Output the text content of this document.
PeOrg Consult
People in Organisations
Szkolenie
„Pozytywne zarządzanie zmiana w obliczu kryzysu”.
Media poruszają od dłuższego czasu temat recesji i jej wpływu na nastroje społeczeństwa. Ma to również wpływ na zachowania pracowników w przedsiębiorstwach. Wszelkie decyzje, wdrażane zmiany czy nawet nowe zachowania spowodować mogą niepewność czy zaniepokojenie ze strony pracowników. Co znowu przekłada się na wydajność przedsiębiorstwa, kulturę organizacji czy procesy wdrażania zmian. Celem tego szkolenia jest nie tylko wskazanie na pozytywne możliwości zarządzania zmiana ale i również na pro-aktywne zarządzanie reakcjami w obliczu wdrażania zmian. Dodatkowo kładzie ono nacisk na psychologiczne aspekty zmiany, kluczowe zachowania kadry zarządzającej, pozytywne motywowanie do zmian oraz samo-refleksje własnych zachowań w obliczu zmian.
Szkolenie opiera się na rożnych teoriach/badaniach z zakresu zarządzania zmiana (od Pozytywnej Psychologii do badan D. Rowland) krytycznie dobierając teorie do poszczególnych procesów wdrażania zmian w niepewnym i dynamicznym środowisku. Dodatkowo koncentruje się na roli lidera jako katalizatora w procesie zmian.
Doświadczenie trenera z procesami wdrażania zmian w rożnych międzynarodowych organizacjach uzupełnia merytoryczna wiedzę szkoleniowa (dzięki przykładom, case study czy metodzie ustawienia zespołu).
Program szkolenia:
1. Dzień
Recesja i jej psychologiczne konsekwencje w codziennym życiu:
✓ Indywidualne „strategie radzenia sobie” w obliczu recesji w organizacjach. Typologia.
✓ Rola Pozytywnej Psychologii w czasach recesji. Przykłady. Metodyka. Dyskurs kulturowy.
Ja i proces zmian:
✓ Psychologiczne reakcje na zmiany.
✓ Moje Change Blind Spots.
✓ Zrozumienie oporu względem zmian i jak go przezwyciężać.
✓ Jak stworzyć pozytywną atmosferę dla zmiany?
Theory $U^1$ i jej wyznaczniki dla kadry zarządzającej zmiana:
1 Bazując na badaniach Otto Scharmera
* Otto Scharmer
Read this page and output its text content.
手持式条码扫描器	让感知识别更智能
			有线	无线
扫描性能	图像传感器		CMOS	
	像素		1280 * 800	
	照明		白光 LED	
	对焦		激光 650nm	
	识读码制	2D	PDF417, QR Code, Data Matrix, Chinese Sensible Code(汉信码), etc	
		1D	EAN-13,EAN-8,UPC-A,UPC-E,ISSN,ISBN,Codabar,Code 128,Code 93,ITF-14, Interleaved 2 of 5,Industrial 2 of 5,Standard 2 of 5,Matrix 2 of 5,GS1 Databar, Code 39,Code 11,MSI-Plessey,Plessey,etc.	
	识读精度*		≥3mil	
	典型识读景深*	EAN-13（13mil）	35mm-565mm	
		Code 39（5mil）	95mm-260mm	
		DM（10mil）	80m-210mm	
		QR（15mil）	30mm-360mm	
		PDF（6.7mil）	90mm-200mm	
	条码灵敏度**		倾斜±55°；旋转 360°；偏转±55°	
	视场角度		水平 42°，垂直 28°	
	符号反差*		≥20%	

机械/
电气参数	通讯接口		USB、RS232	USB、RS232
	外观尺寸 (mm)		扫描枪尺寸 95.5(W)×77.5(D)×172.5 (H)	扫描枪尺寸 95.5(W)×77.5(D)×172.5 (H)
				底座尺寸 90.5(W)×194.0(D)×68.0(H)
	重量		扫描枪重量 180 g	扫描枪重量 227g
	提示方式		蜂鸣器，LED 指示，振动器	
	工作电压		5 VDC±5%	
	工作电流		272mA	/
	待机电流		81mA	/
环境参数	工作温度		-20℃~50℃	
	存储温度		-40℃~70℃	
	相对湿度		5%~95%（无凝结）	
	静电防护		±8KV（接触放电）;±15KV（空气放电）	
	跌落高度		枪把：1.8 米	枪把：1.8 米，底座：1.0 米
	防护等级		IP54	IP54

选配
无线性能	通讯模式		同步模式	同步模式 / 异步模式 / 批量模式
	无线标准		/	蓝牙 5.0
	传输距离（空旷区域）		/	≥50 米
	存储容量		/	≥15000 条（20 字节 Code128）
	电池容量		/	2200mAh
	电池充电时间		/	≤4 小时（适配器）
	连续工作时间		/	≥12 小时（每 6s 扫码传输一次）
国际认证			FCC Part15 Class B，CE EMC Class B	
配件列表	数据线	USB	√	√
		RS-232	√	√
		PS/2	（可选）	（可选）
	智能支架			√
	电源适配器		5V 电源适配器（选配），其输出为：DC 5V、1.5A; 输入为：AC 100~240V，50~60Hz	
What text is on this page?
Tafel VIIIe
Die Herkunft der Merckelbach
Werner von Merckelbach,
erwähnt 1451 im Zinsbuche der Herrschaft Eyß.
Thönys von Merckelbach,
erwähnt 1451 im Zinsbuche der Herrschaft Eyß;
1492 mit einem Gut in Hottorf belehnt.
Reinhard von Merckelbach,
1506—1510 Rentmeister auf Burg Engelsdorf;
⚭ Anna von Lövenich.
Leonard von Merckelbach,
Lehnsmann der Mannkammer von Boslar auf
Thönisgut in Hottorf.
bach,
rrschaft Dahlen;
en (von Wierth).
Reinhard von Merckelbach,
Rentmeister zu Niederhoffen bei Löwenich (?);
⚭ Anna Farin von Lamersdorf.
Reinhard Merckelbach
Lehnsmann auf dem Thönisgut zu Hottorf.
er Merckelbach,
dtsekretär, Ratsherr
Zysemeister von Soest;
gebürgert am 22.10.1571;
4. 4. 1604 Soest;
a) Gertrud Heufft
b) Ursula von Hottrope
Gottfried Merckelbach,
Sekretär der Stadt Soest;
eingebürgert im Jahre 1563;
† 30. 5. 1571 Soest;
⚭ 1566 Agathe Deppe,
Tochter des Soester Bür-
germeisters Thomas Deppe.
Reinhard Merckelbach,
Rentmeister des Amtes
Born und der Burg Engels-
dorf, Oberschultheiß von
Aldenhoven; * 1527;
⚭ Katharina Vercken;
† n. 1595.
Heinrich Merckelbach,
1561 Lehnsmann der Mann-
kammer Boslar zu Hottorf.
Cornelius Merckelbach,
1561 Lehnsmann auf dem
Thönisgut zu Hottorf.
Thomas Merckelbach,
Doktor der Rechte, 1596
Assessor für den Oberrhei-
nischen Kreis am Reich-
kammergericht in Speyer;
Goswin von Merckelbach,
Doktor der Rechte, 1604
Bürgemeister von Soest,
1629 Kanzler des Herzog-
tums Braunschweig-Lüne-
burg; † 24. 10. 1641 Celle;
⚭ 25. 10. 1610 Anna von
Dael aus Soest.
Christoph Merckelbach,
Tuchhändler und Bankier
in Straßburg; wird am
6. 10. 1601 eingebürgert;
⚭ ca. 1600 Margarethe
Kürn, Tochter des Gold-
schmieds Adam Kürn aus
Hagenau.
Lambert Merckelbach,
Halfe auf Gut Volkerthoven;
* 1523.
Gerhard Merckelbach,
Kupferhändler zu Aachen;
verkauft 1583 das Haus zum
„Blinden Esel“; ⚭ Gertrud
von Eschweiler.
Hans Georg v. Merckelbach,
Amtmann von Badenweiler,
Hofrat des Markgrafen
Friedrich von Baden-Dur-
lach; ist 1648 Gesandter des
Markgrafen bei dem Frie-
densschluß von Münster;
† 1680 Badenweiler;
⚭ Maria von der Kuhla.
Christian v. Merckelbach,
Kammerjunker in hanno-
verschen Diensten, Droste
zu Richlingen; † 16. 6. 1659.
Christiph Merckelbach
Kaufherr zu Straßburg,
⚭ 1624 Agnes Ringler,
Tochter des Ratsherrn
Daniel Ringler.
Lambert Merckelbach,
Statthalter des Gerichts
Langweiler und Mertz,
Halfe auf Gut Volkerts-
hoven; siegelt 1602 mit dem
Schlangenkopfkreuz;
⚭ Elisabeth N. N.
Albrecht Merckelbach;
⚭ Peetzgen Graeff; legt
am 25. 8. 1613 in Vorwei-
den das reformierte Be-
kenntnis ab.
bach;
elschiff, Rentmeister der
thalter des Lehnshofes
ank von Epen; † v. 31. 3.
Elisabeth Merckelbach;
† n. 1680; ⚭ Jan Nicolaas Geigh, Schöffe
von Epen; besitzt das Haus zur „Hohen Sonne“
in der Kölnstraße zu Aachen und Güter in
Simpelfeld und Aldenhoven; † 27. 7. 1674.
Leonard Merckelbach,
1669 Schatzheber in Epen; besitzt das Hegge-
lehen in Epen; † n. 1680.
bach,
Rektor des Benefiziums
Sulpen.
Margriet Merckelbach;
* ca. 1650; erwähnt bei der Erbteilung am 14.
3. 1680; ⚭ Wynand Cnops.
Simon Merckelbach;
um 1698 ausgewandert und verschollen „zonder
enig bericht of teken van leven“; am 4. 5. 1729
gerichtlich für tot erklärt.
☆ ☆ ☆
Look for the word "page" and return every line where it occurs.

Read this page and output its text content.
What text is on this page?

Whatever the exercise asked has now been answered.